▶ Aim of the exercise: Omit the pictures and output every entry below exactly as written.

## Begin Extracted material

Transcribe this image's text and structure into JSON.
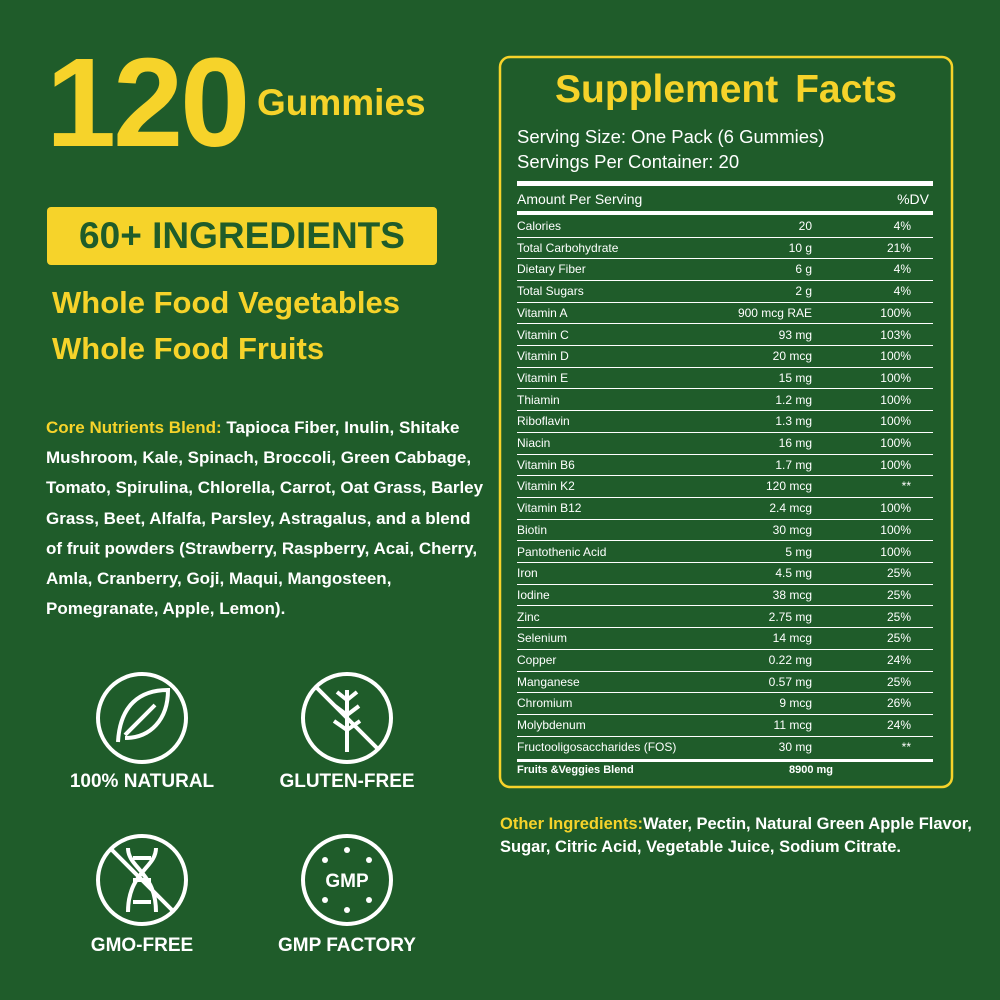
{
  "left": {
    "count": "120",
    "unit": "Gummies",
    "badge": "60+ INGREDIENTS",
    "lines": [
      "Whole Food Vegetables",
      "Whole Food Fruits"
    ],
    "core_label": "Core Nutrients Blend:",
    "core_text": "Tapioca Fiber, Inulin, Shitake Mushroom, Kale, Spinach, Broccoli, Green Cabbage, Tomato, Spirulina, Chlorella, Carrot, Oat Grass, Barley Grass, Beet, Alfalfa, Parsley, Astragalus, and a blend of fruit powders (Strawberry, Raspberry, Acai, Cherry, Amla, Cranberry, Goji, Maqui, Mangosteen, Pomegranate, Apple, Lemon).",
    "icons": [
      "100% NATURAL",
      "GLUTEN-FREE",
      "GMO-FREE",
      "GMP FACTORY"
    ],
    "gmp": "GMP"
  },
  "supplement_facts": {
    "title": "Supplement Facts",
    "serving_size": "Serving Size: One Pack (6 Gummies)",
    "servings": "Servings Per Container: 20",
    "header": [
      "Amount Per Serving",
      "%DV"
    ],
    "rows": [
      [
        "Calories",
        "20",
        "4%"
      ],
      [
        "Total Carbohydrate",
        "10 g",
        "21%"
      ],
      [
        "Dietary Fiber",
        "6 g",
        "4%"
      ],
      [
        "Total Sugars",
        "2 g",
        "4%"
      ],
      [
        "Vitamin A",
        "900 mcg RAE",
        "100%"
      ],
      [
        "Vitamin C",
        "93 mg",
        "103%"
      ],
      [
        "Vitamin D",
        "20 mcg",
        "100%"
      ],
      [
        "Vitamin E",
        "15 mg",
        "100%"
      ],
      [
        "Thiamin",
        "1.2 mg",
        "100%"
      ],
      [
        "Riboflavin",
        "1.3 mg",
        "100%"
      ],
      [
        "Niacin",
        "16 mg",
        "100%"
      ],
      [
        "Vitamin B6",
        "1.7 mg",
        "100%"
      ],
      [
        "Vitamin K2",
        "120 mcg",
        "**"
      ],
      [
        "Vitamin B12",
        "2.4 mcg",
        "100%"
      ],
      [
        "Biotin",
        "30 mcg",
        "100%"
      ],
      [
        "Pantothenic Acid",
        "5 mg",
        "100%"
      ],
      [
        "Iron",
        "4.5 mg",
        "25%"
      ],
      [
        "Iodine",
        "38 mcg",
        "25%"
      ],
      [
        "Zinc",
        "2.75 mg",
        "25%"
      ],
      [
        "Selenium",
        "14 mcg",
        "25%"
      ],
      [
        "Copper",
        "0.22 mg",
        "24%"
      ],
      [
        "Manganese",
        "0.57 mg",
        "25%"
      ],
      [
        "Chromium",
        "9 mcg",
        "26%"
      ],
      [
        "Molybdenum",
        "11 mcg",
        "24%"
      ],
      [
        "Fructooligosaccharides (FOS)",
        "30 mg",
        "**"
      ]
    ],
    "blend": [
      "Fruits &Veggies Blend",
      "8900 mg"
    ]
  },
  "other": {
    "label": "Other Ingredients:",
    "text": "Water, Pectin, Natural Green Apple Flavor, Sugar, Citric Acid, Vegetable Juice, Sodium Citrate."
  }
}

## End Extracted material

▶ Solution:
Transcribe this image's text and structure into JSON.
{
  "left": {
    "count": "120",
    "unit": "Gummies",
    "badge": "60+ INGREDIENTS",
    "lines": [
      "Whole Food Vegetables",
      "Whole Food Fruits"
    ],
    "core_label": "Core Nutrients Blend:",
    "core_text": "Tapioca Fiber, Inulin, Shitake Mushroom, Kale, Spinach, Broccoli, Green Cabbage, Tomato, Spirulina, Chlorella, Carrot, Oat Grass, Barley Grass, Beet, Alfalfa, Parsley, Astragalus, and a blend of fruit powders (Strawberry, Raspberry, Acai, Cherry, Amla, Cranberry, Goji, Maqui, Mangosteen, Pomegranate, Apple, Lemon).",
    "icons": [
      "100% NATURAL",
      "GLUTEN-FREE",
      "GMO-FREE",
      "GMP FACTORY"
    ],
    "gmp": "GMP"
  },
  "supplement_facts": {
    "title": "Supplement Facts",
    "serving_size": "Serving Size: One Pack (6 Gummies)",
    "servings": "Servings Per Container: 20",
    "header": [
      "Amount Per Serving",
      "%DV"
    ],
    "rows": [
      [
        "Calories",
        "20",
        "4%"
      ],
      [
        "Total Carbohydrate",
        "10 g",
        "21%"
      ],
      [
        "Dietary Fiber",
        "6 g",
        "4%"
      ],
      [
        "Total Sugars",
        "2 g",
        "4%"
      ],
      [
        "Vitamin A",
        "900 mcg RAE",
        "100%"
      ],
      [
        "Vitamin C",
        "93 mg",
        "103%"
      ],
      [
        "Vitamin D",
        "20 mcg",
        "100%"
      ],
      [
        "Vitamin E",
        "15 mg",
        "100%"
      ],
      [
        "Thiamin",
        "1.2 mg",
        "100%"
      ],
      [
        "Riboflavin",
        "1.3 mg",
        "100%"
      ],
      [
        "Niacin",
        "16 mg",
        "100%"
      ],
      [
        "Vitamin B6",
        "1.7 mg",
        "100%"
      ],
      [
        "Vitamin K2",
        "120 mcg",
        "**"
      ],
      [
        "Vitamin B12",
        "2.4 mcg",
        "100%"
      ],
      [
        "Biotin",
        "30 mcg",
        "100%"
      ],
      [
        "Pantothenic Acid",
        "5 mg",
        "100%"
      ],
      [
        "Iron",
        "4.5 mg",
        "25%"
      ],
      [
        "Iodine",
        "38 mcg",
        "25%"
      ],
      [
        "Zinc",
        "2.75 mg",
        "25%"
      ],
      [
        "Selenium",
        "14 mcg",
        "25%"
      ],
      [
        "Copper",
        "0.22 mg",
        "24%"
      ],
      [
        "Manganese",
        "0.57 mg",
        "25%"
      ],
      [
        "Chromium",
        "9 mcg",
        "26%"
      ],
      [
        "Molybdenum",
        "11 mcg",
        "24%"
      ],
      [
        "Fructooligosaccharides (FOS)",
        "30 mg",
        "**"
      ]
    ],
    "blend": [
      "Fruits &Veggies Blend",
      "8900 mg"
    ]
  },
  "other": {
    "label": "Other Ingredients:",
    "text": "Water, Pectin, Natural Green Apple Flavor, Sugar, Citric Acid, Vegetable Juice, Sodium Citrate."
  }
}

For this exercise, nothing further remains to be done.